▸ Exercise brief
Retype all of the data. Every line must match exactly.
******
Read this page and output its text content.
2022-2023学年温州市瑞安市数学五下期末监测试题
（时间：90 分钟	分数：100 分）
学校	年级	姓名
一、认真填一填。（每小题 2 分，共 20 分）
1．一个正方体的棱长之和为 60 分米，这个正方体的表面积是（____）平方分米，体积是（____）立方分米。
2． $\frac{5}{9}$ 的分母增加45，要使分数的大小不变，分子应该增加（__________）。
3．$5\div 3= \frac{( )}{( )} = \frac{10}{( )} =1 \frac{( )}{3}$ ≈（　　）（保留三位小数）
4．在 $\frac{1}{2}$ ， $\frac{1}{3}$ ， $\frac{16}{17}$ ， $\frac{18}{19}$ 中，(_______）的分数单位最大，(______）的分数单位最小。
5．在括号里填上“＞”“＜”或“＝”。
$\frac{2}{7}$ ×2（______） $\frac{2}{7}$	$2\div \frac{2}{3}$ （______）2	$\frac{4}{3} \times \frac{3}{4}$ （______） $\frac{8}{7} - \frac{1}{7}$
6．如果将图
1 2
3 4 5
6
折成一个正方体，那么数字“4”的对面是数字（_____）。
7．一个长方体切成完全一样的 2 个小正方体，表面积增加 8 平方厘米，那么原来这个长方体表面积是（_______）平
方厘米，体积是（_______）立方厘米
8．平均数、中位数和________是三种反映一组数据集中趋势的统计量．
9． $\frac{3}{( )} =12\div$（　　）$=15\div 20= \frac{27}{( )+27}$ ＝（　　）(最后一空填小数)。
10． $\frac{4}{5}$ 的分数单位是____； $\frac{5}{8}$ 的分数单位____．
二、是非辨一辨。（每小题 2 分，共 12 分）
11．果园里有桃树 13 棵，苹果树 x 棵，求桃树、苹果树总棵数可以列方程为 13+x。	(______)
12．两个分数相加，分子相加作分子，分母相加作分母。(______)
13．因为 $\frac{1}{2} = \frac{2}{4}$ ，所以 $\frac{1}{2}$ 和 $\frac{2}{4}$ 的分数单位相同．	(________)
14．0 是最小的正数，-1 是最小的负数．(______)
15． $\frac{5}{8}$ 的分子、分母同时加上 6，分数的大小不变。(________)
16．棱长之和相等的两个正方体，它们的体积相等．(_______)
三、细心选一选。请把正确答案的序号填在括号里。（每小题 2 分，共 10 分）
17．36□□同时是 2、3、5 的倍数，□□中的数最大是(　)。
******
▸ Result
Read this page and output its text content.
2022-2023学年温州市瑞安市数学五下期末监测试题
（时间：90 分钟	分数：100 分）
学校	年级	姓名
一、认真填一填。（每小题 2 分，共 20 分）
1．一个正方体的棱长之和为 60 分米，这个正方体的表面积是（____）平方分米，体积是（____）立方分米。
2． $\frac{5}{9}$ 的分母增加45，要使分数的大小不变，分子应该增加（__________）。
3．$5\div 3= \frac{( )}{( )} = \frac{10}{( )} =1 \frac{( )}{3}$ ≈（　　）（保留三位小数）
4．在 $\frac{1}{2}$ ， $\frac{1}{3}$ ， $\frac{16}{17}$ ， $\frac{18}{19}$ 中，(_______）的分数单位最大，(______）的分数单位最小。
5．在括号里填上“＞”“＜”或“＝”。
$\frac{2}{7}$ ×2（______） $\frac{2}{7}$	$2\div \frac{2}{3}$ （______）2	$\frac{4}{3} \times \frac{3}{4}$ （______） $\frac{8}{7} - \frac{1}{7}$
6．如果将图
1 2
3 4 5
6
折成一个正方体，那么数字“4”的对面是数字（_____）。
7．一个长方体切成完全一样的 2 个小正方体，表面积增加 8 平方厘米，那么原来这个长方体表面积是（_______）平
方厘米，体积是（_______）立方厘米
8．平均数、中位数和________是三种反映一组数据集中趋势的统计量．
9． $\frac{3}{( )} =12\div$（　　）$=15\div 20= \frac{27}{( )+27}$ ＝（　　）(最后一空填小数)。
10． $\frac{4}{5}$ 的分数单位是____； $\frac{5}{8}$ 的分数单位____．
二、是非辨一辨。（每小题 2 分，共 12 分）
11．果园里有桃树 13 棵，苹果树 x 棵，求桃树、苹果树总棵数可以列方程为 13+x。	(______)
12．两个分数相加，分子相加作分子，分母相加作分母。(______)
13．因为 $\frac{1}{2} = \frac{2}{4}$ ，所以 $\frac{1}{2}$ 和 $\frac{2}{4}$ 的分数单位相同．	(________)
14．0 是最小的正数，-1 是最小的负数．(______)
15． $\frac{5}{8}$ 的分子、分母同时加上 6，分数的大小不变。(________)
16．棱长之和相等的两个正方体，它们的体积相等．(_______)
三、细心选一选。请把正确答案的序号填在括号里。（每小题 2 分，共 10 分）
17．36□□同时是 2、3、5 的倍数，□□中的数最大是(　)。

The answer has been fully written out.